Each record below must be returned exactly as shown.

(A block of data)
=======

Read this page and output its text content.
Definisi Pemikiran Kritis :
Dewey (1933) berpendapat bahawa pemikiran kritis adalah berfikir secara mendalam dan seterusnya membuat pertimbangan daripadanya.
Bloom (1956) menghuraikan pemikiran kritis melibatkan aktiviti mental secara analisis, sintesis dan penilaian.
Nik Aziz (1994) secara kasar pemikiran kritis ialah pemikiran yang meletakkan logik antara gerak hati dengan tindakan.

=======

▶ **The response**
Read this page and output its text content.
Definisi Pemikiran Kritis :
Dewey (1933) berpendapat bahawa pemikiran kritis adalah berfikir secara mendalam dan seterusnya membuat pertimbangan daripadanya.
Bloom (1956) menghuraikan pemikiran kritis melibatkan aktiviti mental secara analisis, sintesis dan penilaian.
Nik Aziz (1994) secara kasar pemikiran kritis ialah pemikiran yang meletakkan logik antara gerak hati dengan tindakan.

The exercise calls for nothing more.